Task directions - Copy every line of the following data that includes the string "color".

Information supplied -
----------
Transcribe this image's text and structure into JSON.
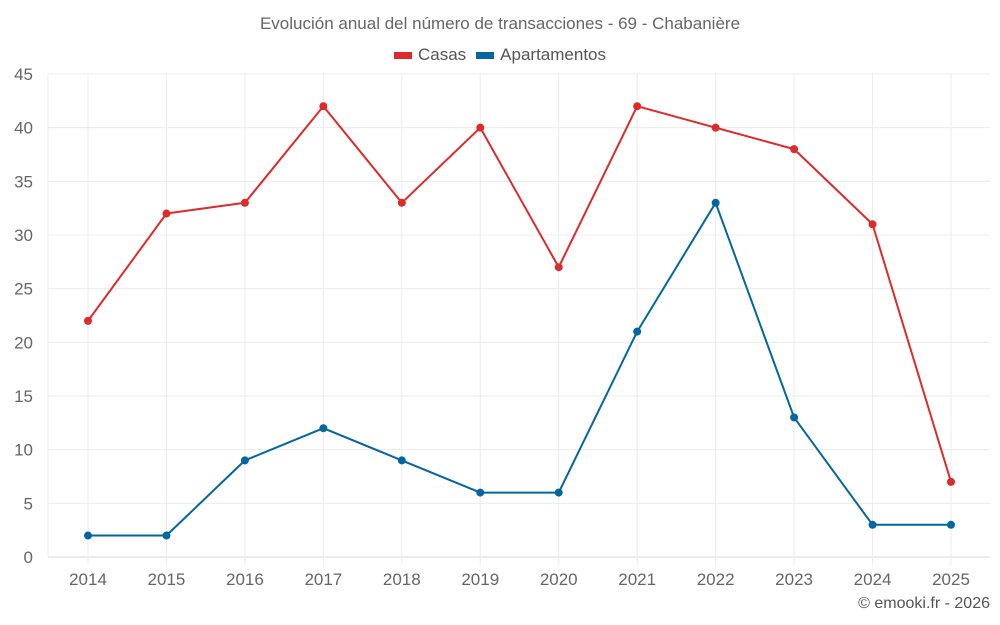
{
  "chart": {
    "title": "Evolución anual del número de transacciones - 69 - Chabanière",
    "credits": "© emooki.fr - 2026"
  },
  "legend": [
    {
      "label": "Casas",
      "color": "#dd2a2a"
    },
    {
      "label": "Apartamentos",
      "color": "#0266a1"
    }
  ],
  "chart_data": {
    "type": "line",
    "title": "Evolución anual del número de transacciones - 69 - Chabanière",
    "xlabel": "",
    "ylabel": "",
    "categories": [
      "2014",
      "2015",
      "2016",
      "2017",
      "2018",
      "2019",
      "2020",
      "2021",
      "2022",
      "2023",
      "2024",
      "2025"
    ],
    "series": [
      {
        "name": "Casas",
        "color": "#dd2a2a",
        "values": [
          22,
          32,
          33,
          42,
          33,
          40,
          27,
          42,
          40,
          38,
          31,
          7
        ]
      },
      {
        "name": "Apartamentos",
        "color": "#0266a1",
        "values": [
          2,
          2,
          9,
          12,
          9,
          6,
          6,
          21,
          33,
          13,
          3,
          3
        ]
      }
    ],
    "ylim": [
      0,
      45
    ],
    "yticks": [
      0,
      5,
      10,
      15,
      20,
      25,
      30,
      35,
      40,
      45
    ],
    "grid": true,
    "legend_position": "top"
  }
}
----------
Correct output -
      "color": "#dd2a2a"
      "color": "#0266a1"
        "color": "#dd2a2a",
        "color": "#0266a1",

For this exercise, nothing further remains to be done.